● Task brief:
Skip every line before the one containing "Give me a plain-text", then copy that line and the rest of the entries below exactly, through the last line.
------ Input records ------
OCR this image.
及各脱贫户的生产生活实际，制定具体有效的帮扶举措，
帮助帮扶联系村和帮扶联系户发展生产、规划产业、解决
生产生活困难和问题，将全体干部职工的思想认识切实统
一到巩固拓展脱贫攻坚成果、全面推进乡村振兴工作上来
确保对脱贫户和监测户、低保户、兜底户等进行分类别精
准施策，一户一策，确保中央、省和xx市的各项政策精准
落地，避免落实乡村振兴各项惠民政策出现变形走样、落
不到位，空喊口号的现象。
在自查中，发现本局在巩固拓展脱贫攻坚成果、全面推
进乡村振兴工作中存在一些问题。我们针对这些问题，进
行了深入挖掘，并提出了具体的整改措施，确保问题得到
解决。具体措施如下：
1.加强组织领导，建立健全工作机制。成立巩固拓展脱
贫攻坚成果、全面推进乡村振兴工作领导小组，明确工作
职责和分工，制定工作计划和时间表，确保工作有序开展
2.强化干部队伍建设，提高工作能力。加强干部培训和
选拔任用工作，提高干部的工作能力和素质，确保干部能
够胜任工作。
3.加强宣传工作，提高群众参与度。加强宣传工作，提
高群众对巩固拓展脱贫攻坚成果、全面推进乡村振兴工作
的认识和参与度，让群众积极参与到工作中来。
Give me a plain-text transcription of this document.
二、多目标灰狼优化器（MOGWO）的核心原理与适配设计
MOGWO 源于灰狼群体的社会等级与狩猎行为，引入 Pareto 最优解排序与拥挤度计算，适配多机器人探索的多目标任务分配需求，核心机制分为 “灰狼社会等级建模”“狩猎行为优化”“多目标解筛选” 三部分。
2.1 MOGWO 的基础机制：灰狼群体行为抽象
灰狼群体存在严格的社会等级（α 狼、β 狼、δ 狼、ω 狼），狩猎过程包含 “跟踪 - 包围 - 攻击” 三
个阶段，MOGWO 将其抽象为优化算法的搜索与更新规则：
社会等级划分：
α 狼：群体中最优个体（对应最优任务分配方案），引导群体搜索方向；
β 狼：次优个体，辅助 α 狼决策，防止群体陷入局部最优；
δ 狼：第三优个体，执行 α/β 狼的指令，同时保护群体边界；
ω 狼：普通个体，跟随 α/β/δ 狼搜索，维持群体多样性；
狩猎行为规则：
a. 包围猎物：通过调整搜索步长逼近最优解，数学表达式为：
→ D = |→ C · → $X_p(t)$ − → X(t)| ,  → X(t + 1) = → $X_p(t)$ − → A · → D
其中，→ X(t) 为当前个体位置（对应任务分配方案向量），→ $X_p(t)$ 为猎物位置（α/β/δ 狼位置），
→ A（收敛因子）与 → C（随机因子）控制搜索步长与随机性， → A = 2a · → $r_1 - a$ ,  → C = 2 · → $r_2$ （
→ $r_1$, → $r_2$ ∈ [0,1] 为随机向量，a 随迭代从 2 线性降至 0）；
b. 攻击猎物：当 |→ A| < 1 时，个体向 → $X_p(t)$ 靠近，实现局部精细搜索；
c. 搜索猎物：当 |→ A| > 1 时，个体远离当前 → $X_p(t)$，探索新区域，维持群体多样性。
------
● Result for this exercise:
Give me a plain-text transcription of this document.
二、多目标灰狼优化器（MOGWO）的核心原理与适配设计
MOGWO 源于灰狼群体的社会等级与狩猎行为，引入 Pareto 最优解排序与拥挤度计算，适配多机器人探索的多目标任务分配需求，核心机制分为 “灰狼社会等级建模”“狩猎行为优化”“多目标解筛选” 三部分。
2.1 MOGWO 的基础机制：灰狼群体行为抽象
灰狼群体存在严格的社会等级（α 狼、β 狼、δ 狼、ω 狼），狩猎过程包含 “跟踪 - 包围 - 攻击” 三
个阶段，MOGWO 将其抽象为优化算法的搜索与更新规则：
社会等级划分：
α 狼：群体中最优个体（对应最优任务分配方案），引导群体搜索方向；
β 狼：次优个体，辅助 α 狼决策，防止群体陷入局部最优；
δ 狼：第三优个体，执行 α/β 狼的指令，同时保护群体边界；
ω 狼：普通个体，跟随 α/β/δ 狼搜索，维持群体多样性；
狩猎行为规则：
a. 包围猎物：通过调整搜索步长逼近最优解，数学表达式为：
→ D = |→ C · → $X_p(t)$ − → X(t)| ,  → X(t + 1) = → $X_p(t)$ − → A · → D
其中，→ X(t) 为当前个体位置（对应任务分配方案向量），→ $X_p(t)$ 为猎物位置（α/β/δ 狼位置），
→ A（收敛因子）与 → C（随机因子）控制搜索步长与随机性， → A = 2a · → $r_1 - a$ ,  → C = 2 · → $r_2$ （
→ $r_1$, → $r_2$ ∈ [0,1] 为随机向量，a 随迭代从 2 线性降至 0）；
b. 攻击猎物：当 |→ A| < 1 时，个体向 → $X_p(t)$ 靠近，实现局部精细搜索；
c. 搜索猎物：当 |→ A| > 1 时，个体远离当前 → $X_p(t)$，探索新区域，维持群体多样性。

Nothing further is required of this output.